Information provided
※ ※ ※

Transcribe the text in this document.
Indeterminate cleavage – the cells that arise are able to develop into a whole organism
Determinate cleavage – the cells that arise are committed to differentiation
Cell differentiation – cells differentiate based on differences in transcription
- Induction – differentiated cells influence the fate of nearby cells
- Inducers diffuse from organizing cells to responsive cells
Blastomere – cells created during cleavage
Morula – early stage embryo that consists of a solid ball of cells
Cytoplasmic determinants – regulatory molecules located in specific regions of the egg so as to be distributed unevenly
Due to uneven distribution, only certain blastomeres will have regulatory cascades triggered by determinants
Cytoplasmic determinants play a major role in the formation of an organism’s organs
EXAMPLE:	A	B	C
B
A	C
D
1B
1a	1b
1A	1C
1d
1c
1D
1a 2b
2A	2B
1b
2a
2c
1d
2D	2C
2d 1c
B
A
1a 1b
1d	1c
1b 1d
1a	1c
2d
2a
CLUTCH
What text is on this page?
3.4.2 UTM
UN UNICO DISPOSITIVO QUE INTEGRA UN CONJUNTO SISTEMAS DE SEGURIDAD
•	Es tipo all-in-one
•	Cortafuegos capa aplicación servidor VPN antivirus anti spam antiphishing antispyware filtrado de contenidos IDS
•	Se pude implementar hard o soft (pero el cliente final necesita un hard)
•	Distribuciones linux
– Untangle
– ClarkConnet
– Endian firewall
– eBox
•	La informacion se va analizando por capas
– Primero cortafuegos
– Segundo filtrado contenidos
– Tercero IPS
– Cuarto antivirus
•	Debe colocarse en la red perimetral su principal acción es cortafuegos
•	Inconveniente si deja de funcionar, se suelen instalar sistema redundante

※ ※ ※

Description of the task
Starting at the line that contains "What text is on this page?", retype every line through the end of the records exactly, and nothing else.

Answer to this problem
What text is on this page?
3.4.2 UTM
UN UNICO DISPOSITIVO QUE INTEGRA UN CONJUNTO SISTEMAS DE SEGURIDAD
•	Es tipo all-in-one
•	Cortafuegos capa aplicación servidor VPN antivirus anti spam antiphishing antispyware filtrado de contenidos IDS
•	Se pude implementar hard o soft (pero el cliente final necesita un hard)
•	Distribuciones linux
– Untangle
– ClarkConnet
– Endian firewall
– eBox
•	La informacion se va analizando por capas
– Primero cortafuegos
– Segundo filtrado contenidos
– Tercero IPS
– Cuarto antivirus
•	Debe colocarse en la red perimetral su principal acción es cortafuegos
•	Inconveniente si deja de funcionar, se suelen instalar sistema redundante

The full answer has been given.